**Exercise directions**
Copy out, word for word, everything in the material from the line containing "github-icon[interactable] [1061, 42, 1095, 76]" down to the line containing "linkedin-icon[interactable] [1011, 42, 1045, 76]", both of those lines included.

Dataset entries
++++++++

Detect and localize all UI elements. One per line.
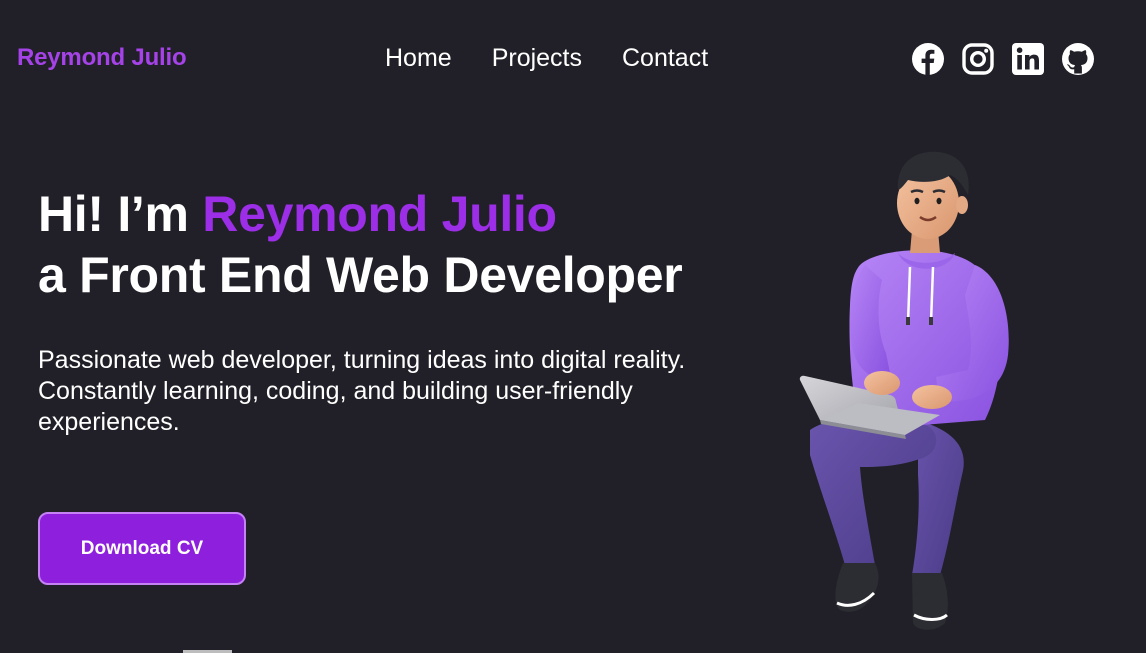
github-icon[interactable] [1061, 42, 1095, 76]
nav-link-projects[interactable]: Projects [492, 44, 582, 73]
hero-role: a Front End Web Developer [38, 247, 683, 303]
hero-description: Passionate web developer, turning ideas … [38, 346, 686, 436]
main-nav: Home Projects Contact [385, 44, 708, 73]
linkedin-icon[interactable] [1011, 42, 1045, 76]
hero-title: Hi! I’m Reymond Julio a Front End Web De… [38, 184, 683, 306]
facebook-icon[interactable] [911, 42, 945, 76]
developer-3d-avatar-icon [799, 151, 1009, 630]
nav-link-home[interactable]: Home [385, 44, 452, 73]
instagram-icon[interactable] [961, 42, 995, 76]
site-logo[interactable]: Reymond Julio [17, 44, 187, 72]
hero-greeting: Hi! I’m [38, 186, 203, 242]
nav-link-contact[interactable]: Contact [622, 44, 708, 73]
portfolio-page: Reymond Julio Home Projects Contact Hi! … [0, 0, 1146, 653]
hero-name: Reymond Julio [202, 186, 557, 242]
download-cv-button[interactable]: Download CV [38, 512, 246, 585]
social-links [911, 42, 1095, 76]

++++++++

**Final result**
github-icon[interactable] [1061, 42, 1095, 76]
nav-link-projects[interactable]: Projects [492, 44, 582, 73]
hero-role: a Front End Web Developer [38, 247, 683, 303]
hero-description: Passionate web developer, turning ideas … [38, 346, 686, 436]
main-nav: Home Projects Contact [385, 44, 708, 73]
linkedin-icon[interactable] [1011, 42, 1045, 76]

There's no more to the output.